# What is expected:
Could you give the data below again, exactly and completely?

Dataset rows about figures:
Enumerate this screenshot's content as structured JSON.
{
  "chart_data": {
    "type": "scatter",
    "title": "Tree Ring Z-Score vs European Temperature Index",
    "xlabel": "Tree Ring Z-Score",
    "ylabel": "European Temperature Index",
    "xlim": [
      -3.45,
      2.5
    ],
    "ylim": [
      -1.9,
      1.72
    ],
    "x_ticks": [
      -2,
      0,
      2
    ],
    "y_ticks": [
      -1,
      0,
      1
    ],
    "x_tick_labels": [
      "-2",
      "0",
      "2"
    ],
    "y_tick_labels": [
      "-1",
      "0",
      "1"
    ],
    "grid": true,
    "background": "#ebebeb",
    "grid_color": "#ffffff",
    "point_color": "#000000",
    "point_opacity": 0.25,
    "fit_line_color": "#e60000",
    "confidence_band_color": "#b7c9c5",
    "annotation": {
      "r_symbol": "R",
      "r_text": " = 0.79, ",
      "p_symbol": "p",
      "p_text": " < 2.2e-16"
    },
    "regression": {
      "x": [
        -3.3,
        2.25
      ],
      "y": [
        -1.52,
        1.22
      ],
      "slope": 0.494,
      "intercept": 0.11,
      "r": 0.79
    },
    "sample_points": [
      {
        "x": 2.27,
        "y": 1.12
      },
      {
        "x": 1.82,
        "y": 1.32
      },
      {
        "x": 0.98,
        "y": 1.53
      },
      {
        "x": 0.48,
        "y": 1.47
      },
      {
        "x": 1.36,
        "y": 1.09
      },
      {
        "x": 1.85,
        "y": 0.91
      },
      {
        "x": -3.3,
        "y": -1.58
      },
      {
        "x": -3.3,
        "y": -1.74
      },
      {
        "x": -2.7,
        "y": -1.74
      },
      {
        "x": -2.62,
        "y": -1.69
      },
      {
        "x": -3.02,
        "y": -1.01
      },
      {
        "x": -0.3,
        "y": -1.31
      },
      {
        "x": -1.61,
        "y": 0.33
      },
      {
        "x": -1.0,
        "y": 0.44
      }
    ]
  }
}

# Response to this task:
Enumerate this screenshot's content as structured JSON.
{
  "chart_data": {
    "type": "scatter",
    "title": "Tree Ring Z-Score vs European Temperature Index",
    "xlabel": "Tree Ring Z-Score",
    "ylabel": "European Temperature Index",
    "xlim": [
      -3.45,
      2.5
    ],
    "ylim": [
      -1.9,
      1.72
    ],
    "x_ticks": [
      -2,
      0,
      2
    ],
    "y_ticks": [
      -1,
      0,
      1
    ],
    "x_tick_labels": [
      "-2",
      "0",
      "2"
    ],
    "y_tick_labels": [
      "-1",
      "0",
      "1"
    ],
    "grid": true,
    "background": "#ebebeb",
    "grid_color": "#ffffff",
    "point_color": "#000000",
    "point_opacity": 0.25,
    "fit_line_color": "#e60000",
    "confidence_band_color": "#b7c9c5",
    "annotation": {
      "r_symbol": "R",
      "r_text": " = 0.79, ",
      "p_symbol": "p",
      "p_text": " < 2.2e-16"
    },
    "regression": {
      "x": [
        -3.3,
        2.25
      ],
      "y": [
        -1.52,
        1.22
      ],
      "slope": 0.494,
      "intercept": 0.11,
      "r": 0.79
    },
    "sample_points": [
      {
        "x": 2.27,
        "y": 1.12
      },
      {
        "x": 1.82,
        "y": 1.32
      },
      {
        "x": 0.98,
        "y": 1.53
      },
      {
        "x": 0.48,
        "y": 1.47
      },
      {
        "x": 1.36,
        "y": 1.09
      },
      {
        "x": 1.85,
        "y": 0.91
      },
      {
        "x": -3.3,
        "y": -1.58
      },
      {
        "x": -3.3,
        "y": -1.74
      },
      {
        "x": -2.7,
        "y": -1.74
      },
      {
        "x": -2.62,
        "y": -1.69
      },
      {
        "x": -3.02,
        "y": -1.01
      },
      {
        "x": -0.3,
        "y": -1.31
      },
      {
        "x": -1.61,
        "y": 0.33
      },
      {
        "x": -1.0,
        "y": 0.44
      }
    ]
  }
}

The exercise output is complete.